** Dataset entries **
┏━━

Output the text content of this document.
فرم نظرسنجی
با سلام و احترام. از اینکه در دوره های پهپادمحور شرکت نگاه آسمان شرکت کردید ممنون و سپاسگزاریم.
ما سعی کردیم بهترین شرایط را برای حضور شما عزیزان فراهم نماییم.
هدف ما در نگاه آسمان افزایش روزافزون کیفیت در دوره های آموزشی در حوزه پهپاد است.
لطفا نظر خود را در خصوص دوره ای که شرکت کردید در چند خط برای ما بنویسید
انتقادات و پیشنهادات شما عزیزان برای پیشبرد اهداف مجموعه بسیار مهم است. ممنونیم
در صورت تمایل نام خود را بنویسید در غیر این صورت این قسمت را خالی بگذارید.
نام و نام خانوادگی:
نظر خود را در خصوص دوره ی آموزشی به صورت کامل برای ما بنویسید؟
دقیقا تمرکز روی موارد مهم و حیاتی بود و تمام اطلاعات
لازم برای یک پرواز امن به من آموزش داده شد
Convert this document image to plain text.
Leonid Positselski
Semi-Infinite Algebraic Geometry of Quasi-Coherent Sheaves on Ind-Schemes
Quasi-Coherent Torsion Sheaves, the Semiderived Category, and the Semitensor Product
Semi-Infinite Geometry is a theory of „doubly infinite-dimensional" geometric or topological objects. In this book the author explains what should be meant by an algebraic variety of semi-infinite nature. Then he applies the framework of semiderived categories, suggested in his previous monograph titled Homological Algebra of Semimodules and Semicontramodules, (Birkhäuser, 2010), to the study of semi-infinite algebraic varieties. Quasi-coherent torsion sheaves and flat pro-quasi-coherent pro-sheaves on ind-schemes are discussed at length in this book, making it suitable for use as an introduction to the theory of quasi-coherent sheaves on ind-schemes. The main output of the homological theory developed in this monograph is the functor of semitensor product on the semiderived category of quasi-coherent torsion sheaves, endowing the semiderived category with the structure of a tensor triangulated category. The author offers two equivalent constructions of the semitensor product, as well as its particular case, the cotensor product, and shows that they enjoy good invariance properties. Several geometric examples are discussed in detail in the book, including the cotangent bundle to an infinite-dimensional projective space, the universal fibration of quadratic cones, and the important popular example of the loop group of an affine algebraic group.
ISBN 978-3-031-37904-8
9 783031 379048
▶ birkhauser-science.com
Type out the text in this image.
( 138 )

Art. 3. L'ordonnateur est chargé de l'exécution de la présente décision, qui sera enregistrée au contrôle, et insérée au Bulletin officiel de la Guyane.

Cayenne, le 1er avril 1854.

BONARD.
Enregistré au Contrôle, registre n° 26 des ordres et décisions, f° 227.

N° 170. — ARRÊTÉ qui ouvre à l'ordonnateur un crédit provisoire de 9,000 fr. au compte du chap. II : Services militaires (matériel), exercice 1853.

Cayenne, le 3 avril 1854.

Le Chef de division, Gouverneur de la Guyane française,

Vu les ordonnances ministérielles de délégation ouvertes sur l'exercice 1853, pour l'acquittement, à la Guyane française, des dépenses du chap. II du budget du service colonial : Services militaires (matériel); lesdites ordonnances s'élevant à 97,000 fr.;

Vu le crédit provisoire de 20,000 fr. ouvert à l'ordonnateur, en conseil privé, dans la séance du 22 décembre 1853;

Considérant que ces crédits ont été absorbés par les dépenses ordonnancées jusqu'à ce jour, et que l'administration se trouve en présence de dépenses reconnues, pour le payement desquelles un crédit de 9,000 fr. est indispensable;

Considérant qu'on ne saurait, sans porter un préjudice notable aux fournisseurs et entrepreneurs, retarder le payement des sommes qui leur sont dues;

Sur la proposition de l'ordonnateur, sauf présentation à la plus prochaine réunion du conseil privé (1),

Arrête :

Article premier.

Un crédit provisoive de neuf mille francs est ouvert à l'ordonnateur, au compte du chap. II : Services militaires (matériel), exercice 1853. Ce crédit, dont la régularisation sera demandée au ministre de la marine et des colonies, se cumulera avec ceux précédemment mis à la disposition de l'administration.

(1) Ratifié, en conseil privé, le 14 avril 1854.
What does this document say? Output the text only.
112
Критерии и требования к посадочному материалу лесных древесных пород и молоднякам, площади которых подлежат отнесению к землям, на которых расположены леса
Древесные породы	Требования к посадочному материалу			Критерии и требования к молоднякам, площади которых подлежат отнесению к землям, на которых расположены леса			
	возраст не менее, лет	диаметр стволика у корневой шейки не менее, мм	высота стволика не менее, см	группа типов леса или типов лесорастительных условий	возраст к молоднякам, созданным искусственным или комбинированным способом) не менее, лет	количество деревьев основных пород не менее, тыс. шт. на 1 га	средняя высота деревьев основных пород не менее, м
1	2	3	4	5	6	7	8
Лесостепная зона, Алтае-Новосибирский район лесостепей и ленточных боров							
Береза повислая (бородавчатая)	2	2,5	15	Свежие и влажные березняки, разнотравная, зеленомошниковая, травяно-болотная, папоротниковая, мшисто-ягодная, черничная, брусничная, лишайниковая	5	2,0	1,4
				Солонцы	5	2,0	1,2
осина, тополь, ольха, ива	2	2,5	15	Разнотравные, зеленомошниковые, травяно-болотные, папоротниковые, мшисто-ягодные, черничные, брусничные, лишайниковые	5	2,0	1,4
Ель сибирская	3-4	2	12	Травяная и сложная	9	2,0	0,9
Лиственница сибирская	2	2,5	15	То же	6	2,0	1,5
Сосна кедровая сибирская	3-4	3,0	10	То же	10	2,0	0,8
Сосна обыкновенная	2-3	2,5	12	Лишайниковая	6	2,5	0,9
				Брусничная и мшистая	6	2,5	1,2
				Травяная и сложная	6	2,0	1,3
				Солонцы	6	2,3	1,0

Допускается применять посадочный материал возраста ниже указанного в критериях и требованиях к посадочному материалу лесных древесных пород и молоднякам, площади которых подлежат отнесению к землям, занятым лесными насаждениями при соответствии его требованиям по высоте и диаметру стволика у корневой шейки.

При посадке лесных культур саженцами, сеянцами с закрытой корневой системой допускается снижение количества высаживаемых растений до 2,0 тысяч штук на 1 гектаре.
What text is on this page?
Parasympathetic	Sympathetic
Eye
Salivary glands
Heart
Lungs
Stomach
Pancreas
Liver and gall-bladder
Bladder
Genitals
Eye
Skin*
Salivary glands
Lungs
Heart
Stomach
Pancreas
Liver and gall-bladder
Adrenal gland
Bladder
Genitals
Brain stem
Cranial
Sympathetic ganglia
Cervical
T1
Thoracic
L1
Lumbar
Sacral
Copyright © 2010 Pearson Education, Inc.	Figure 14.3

┗━━

Identify all lines where the word "корневой" shows up. Copy them.

** Final result **
	возраст не менее, лет	диаметр стволика у корневой шейки не менее, мм	высота стволика не менее, см	группа типов леса или типов лесорастительных условий	возраст к молоднякам, созданным искусственным или комбинированным способом) не менее, лет	количество деревьев основных пород не менее, тыс. шт. на 1 га	средняя высота деревьев основных пород не менее, м
Допускается применять посадочный материал возраста ниже указанного в критериях и требованиях к посадочному материалу лесных древесных пород и молоднякам, площади которых подлежат отнесению к землям, занятым лесными насаждениями при соответствии его требованиям по высоте и диаметру стволика у корневой шейки.
При посадке лесных культур саженцами, сеянцами с закрытой корневой системой допускается снижение количества высаживаемых растений до 2,0 тысяч штук на 1 гектаре.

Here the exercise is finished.